## Task statement
Check every line below for the string "yellow", and copy the lines that contain it.

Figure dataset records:
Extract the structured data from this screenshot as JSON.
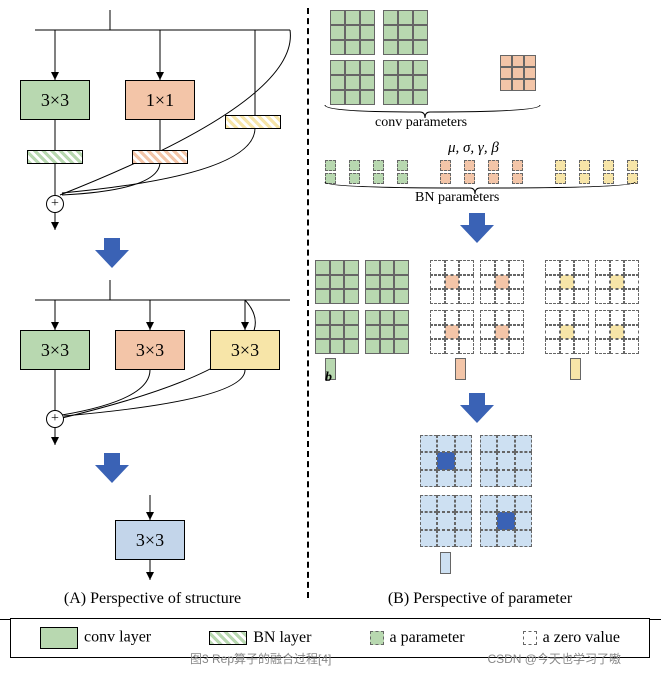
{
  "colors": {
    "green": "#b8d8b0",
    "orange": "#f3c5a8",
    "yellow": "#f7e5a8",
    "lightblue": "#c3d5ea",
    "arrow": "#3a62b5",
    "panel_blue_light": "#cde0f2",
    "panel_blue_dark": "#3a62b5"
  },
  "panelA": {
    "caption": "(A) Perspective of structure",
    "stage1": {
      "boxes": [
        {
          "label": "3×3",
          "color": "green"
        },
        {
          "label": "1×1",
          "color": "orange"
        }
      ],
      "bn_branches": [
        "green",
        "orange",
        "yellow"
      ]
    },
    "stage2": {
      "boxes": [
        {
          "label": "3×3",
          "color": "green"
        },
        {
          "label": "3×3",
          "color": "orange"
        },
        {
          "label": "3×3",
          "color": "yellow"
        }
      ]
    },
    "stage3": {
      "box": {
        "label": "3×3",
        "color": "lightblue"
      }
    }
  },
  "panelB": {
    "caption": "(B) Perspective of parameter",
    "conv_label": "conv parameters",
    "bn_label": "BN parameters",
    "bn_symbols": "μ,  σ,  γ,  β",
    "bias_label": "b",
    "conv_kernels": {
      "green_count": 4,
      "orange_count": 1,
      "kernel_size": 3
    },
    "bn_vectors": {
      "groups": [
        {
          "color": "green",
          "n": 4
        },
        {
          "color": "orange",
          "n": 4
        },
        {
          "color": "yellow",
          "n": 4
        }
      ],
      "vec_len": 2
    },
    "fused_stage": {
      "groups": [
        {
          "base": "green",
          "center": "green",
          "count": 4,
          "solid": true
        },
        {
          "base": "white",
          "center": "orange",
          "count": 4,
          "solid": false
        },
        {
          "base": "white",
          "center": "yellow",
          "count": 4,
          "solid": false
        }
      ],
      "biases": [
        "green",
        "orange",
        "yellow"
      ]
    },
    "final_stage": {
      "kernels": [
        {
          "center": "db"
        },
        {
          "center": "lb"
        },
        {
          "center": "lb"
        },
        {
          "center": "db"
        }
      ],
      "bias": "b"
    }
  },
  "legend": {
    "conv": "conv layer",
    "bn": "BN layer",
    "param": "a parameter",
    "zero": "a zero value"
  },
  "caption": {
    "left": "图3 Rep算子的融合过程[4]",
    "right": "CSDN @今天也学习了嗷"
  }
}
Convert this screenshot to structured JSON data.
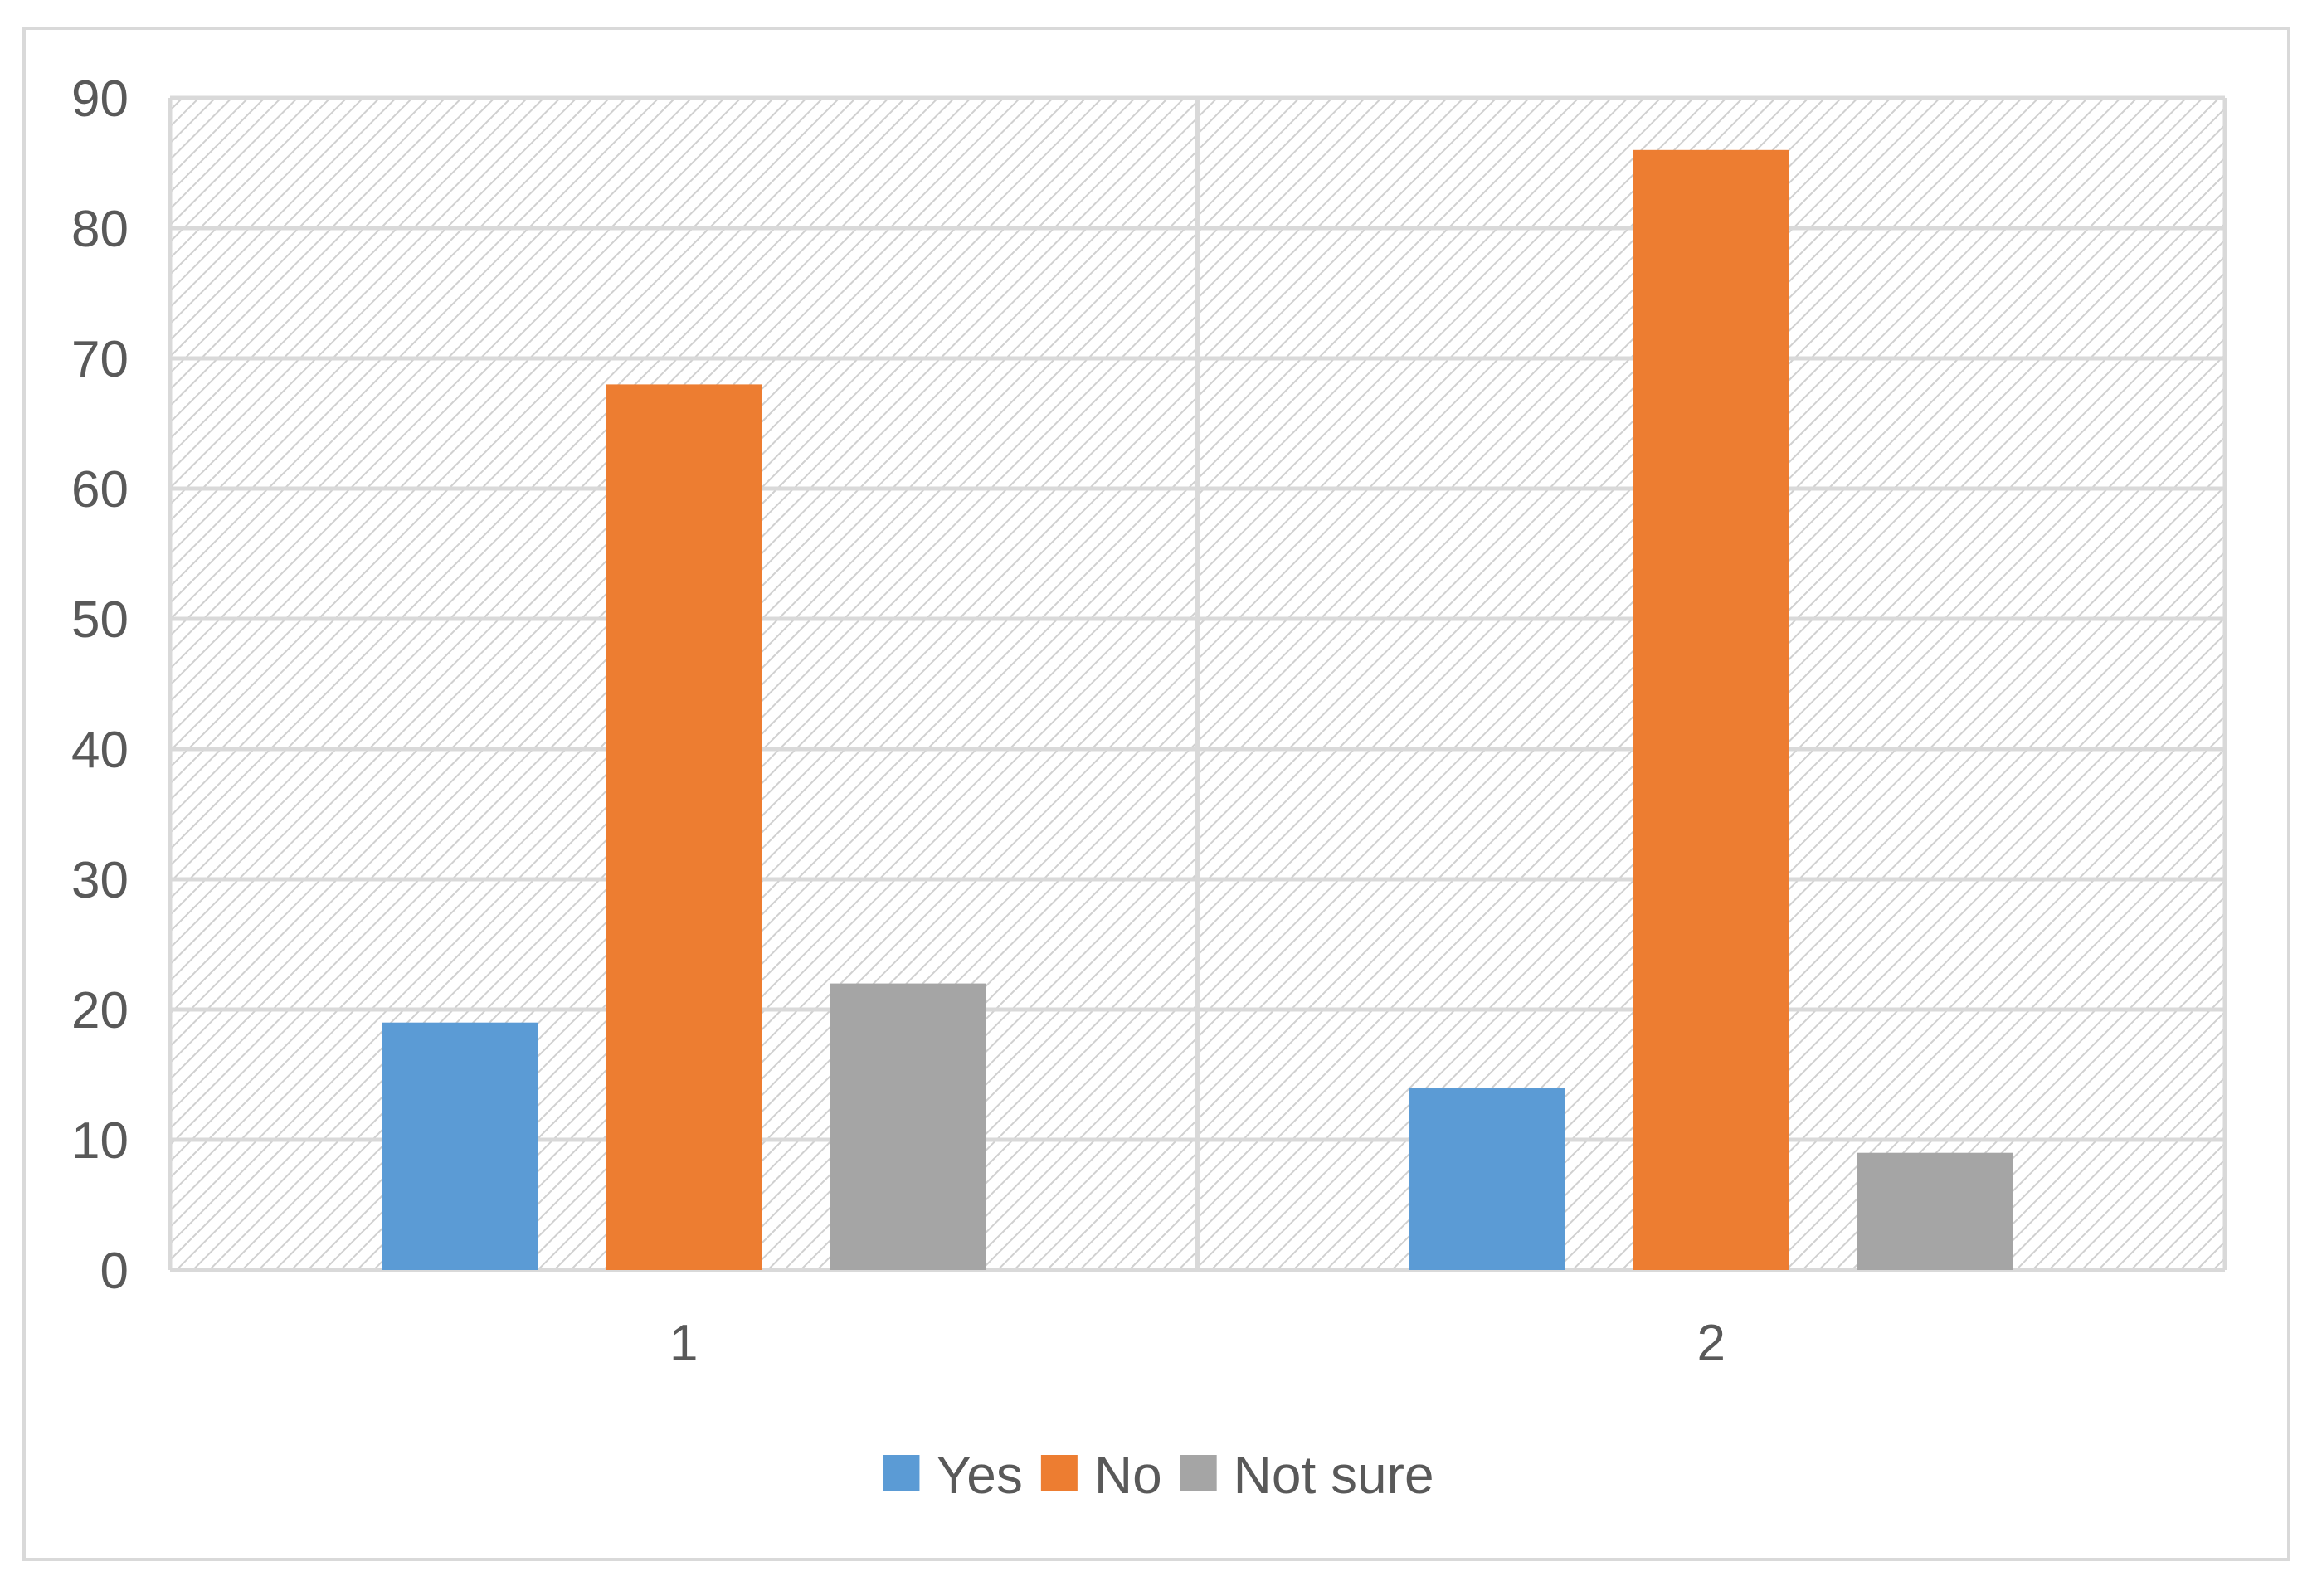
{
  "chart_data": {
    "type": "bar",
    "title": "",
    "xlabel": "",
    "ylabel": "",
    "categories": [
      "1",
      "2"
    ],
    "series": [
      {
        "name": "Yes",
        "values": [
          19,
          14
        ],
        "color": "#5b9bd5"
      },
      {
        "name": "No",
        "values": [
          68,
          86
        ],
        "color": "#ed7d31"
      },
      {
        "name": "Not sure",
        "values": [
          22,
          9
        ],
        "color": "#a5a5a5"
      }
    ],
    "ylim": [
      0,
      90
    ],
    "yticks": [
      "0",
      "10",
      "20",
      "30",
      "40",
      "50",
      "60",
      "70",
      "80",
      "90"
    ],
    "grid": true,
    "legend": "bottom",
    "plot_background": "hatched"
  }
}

## Answer to this problem
    "yellow": "#f7e5a8",
        "yellow"
          "color": "yellow"
          "color": "yellow",
          "center": "yellow",
        "yellow"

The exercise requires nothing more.